### WORK INSTRUCTIONS
Write out all the lines again, precisely as they stand, but without the images.

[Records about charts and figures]
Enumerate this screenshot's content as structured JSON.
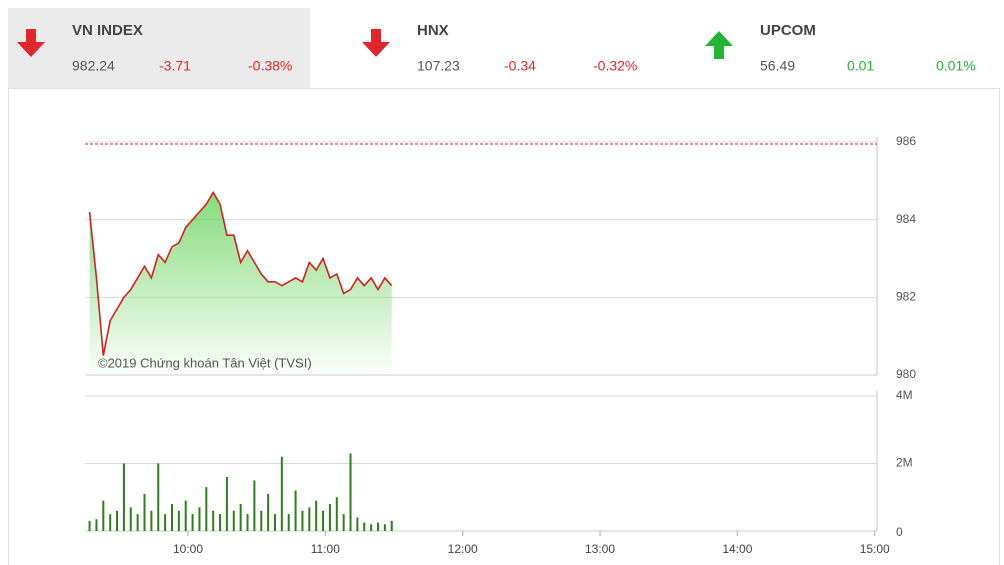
{
  "indices": [
    {
      "name": "VN INDEX",
      "value": "982.24",
      "change": "-3.71",
      "percent": "-0.38%",
      "direction": "down",
      "color": "#e3262b"
    },
    {
      "name": "HNX",
      "value": "107.23",
      "change": "-0.34",
      "percent": "-0.32%",
      "direction": "down",
      "color": "#e3262b"
    },
    {
      "name": "UPCOM",
      "value": "56.49",
      "change": "0.01",
      "percent": "0.01%",
      "direction": "up",
      "color": "#22b534"
    }
  ],
  "chart_data": [
    {
      "type": "line",
      "annotation": "©2019 Chứng khoán Tân Việt (TVSI)",
      "color": "#d42020",
      "fill_color": "#5ccf4e",
      "reference": 985.95,
      "reference_color": "#c62828",
      "x": [
        557,
        560,
        563,
        566,
        569,
        572,
        575,
        578,
        581,
        584,
        587,
        590,
        593,
        596,
        599,
        602,
        605,
        608,
        611,
        614,
        617,
        620,
        623,
        626,
        629,
        632,
        635,
        638,
        641,
        644,
        647,
        650,
        653,
        656,
        659,
        662,
        665,
        668,
        671,
        674,
        677,
        680,
        683,
        686,
        689
      ],
      "values": [
        984.2,
        982.5,
        980.5,
        981.4,
        981.7,
        982.0,
        982.2,
        982.5,
        982.8,
        982.5,
        983.1,
        982.9,
        983.3,
        983.4,
        983.8,
        984.0,
        984.2,
        984.4,
        984.7,
        984.4,
        983.6,
        983.6,
        982.9,
        983.2,
        982.9,
        982.6,
        982.4,
        982.4,
        982.3,
        982.4,
        982.5,
        982.4,
        982.9,
        982.7,
        983.0,
        982.5,
        982.6,
        982.1,
        982.2,
        982.5,
        982.3,
        982.5,
        982.2,
        982.5,
        982.3
      ],
      "xlim": [
        555,
        901
      ],
      "ylim": [
        980,
        986
      ],
      "yticks": [
        980,
        982,
        984,
        986
      ],
      "grid": true
    },
    {
      "type": "bar",
      "color": "#2e7d1f",
      "x": [
        557,
        560,
        563,
        566,
        569,
        572,
        575,
        578,
        581,
        584,
        587,
        590,
        593,
        596,
        599,
        602,
        605,
        608,
        611,
        614,
        617,
        620,
        623,
        626,
        629,
        632,
        635,
        638,
        641,
        644,
        647,
        650,
        653,
        656,
        659,
        662,
        665,
        668,
        671,
        674,
        677,
        680,
        683,
        686,
        689
      ],
      "values": [
        0.3,
        0.35,
        0.9,
        0.5,
        0.6,
        2.0,
        0.7,
        0.5,
        1.1,
        0.6,
        2.0,
        0.5,
        0.8,
        0.6,
        0.9,
        0.5,
        0.7,
        1.3,
        0.6,
        0.5,
        1.6,
        0.6,
        0.8,
        0.5,
        1.5,
        0.6,
        1.1,
        0.5,
        2.2,
        0.5,
        1.2,
        0.6,
        0.7,
        0.9,
        0.6,
        0.8,
        1.0,
        0.5,
        2.3,
        0.4,
        0.25,
        0.2,
        0.25,
        0.2,
        0.3
      ],
      "xlim": [
        555,
        901
      ],
      "ylim": [
        0,
        4
      ],
      "yticks": [
        0,
        {
          "value": 2,
          "label": "2M"
        },
        {
          "value": 4,
          "label": "4M"
        }
      ],
      "xticks": [
        {
          "value": 600,
          "label": "10:00"
        },
        {
          "value": 660,
          "label": "11:00"
        },
        {
          "value": 720,
          "label": "12:00"
        },
        {
          "value": 780,
          "label": "13:00"
        },
        {
          "value": 840,
          "label": "14:00"
        },
        {
          "value": 900,
          "label": "15:00"
        }
      ],
      "grid": true
    }
  ]
}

### WRITTEN SOLUTION
Enumerate this screenshot's content as structured JSON.
{
  "indices": [
    {
      "name": "VN INDEX",
      "value": "982.24",
      "change": "-3.71",
      "percent": "-0.38%",
      "direction": "down",
      "color": "#e3262b"
    },
    {
      "name": "HNX",
      "value": "107.23",
      "change": "-0.34",
      "percent": "-0.32%",
      "direction": "down",
      "color": "#e3262b"
    },
    {
      "name": "UPCOM",
      "value": "56.49",
      "change": "0.01",
      "percent": "0.01%",
      "direction": "up",
      "color": "#22b534"
    }
  ],
  "chart_data": [
    {
      "type": "line",
      "annotation": "©2019 Chứng khoán Tân Việt (TVSI)",
      "color": "#d42020",
      "fill_color": "#5ccf4e",
      "reference": 985.95,
      "reference_color": "#c62828",
      "x": [
        557,
        560,
        563,
        566,
        569,
        572,
        575,
        578,
        581,
        584,
        587,
        590,
        593,
        596,
        599,
        602,
        605,
        608,
        611,
        614,
        617,
        620,
        623,
        626,
        629,
        632,
        635,
        638,
        641,
        644,
        647,
        650,
        653,
        656,
        659,
        662,
        665,
        668,
        671,
        674,
        677,
        680,
        683,
        686,
        689
      ],
      "values": [
        984.2,
        982.5,
        980.5,
        981.4,
        981.7,
        982.0,
        982.2,
        982.5,
        982.8,
        982.5,
        983.1,
        982.9,
        983.3,
        983.4,
        983.8,
        984.0,
        984.2,
        984.4,
        984.7,
        984.4,
        983.6,
        983.6,
        982.9,
        983.2,
        982.9,
        982.6,
        982.4,
        982.4,
        982.3,
        982.4,
        982.5,
        982.4,
        982.9,
        982.7,
        983.0,
        982.5,
        982.6,
        982.1,
        982.2,
        982.5,
        982.3,
        982.5,
        982.2,
        982.5,
        982.3
      ],
      "xlim": [
        555,
        901
      ],
      "ylim": [
        980,
        986
      ],
      "yticks": [
        980,
        982,
        984,
        986
      ],
      "grid": true
    },
    {
      "type": "bar",
      "color": "#2e7d1f",
      "x": [
        557,
        560,
        563,
        566,
        569,
        572,
        575,
        578,
        581,
        584,
        587,
        590,
        593,
        596,
        599,
        602,
        605,
        608,
        611,
        614,
        617,
        620,
        623,
        626,
        629,
        632,
        635,
        638,
        641,
        644,
        647,
        650,
        653,
        656,
        659,
        662,
        665,
        668,
        671,
        674,
        677,
        680,
        683,
        686,
        689
      ],
      "values": [
        0.3,
        0.35,
        0.9,
        0.5,
        0.6,
        2.0,
        0.7,
        0.5,
        1.1,
        0.6,
        2.0,
        0.5,
        0.8,
        0.6,
        0.9,
        0.5,
        0.7,
        1.3,
        0.6,
        0.5,
        1.6,
        0.6,
        0.8,
        0.5,
        1.5,
        0.6,
        1.1,
        0.5,
        2.2,
        0.5,
        1.2,
        0.6,
        0.7,
        0.9,
        0.6,
        0.8,
        1.0,
        0.5,
        2.3,
        0.4,
        0.25,
        0.2,
        0.25,
        0.2,
        0.3
      ],
      "xlim": [
        555,
        901
      ],
      "ylim": [
        0,
        4
      ],
      "yticks": [
        0,
        {
          "value": 2,
          "label": "2M"
        },
        {
          "value": 4,
          "label": "4M"
        }
      ],
      "xticks": [
        {
          "value": 600,
          "label": "10:00"
        },
        {
          "value": 660,
          "label": "11:00"
        },
        {
          "value": 720,
          "label": "12:00"
        },
        {
          "value": 780,
          "label": "13:00"
        },
        {
          "value": 840,
          "label": "14:00"
        },
        {
          "value": 900,
          "label": "15:00"
        }
      ],
      "grid": true
    }
  ]
}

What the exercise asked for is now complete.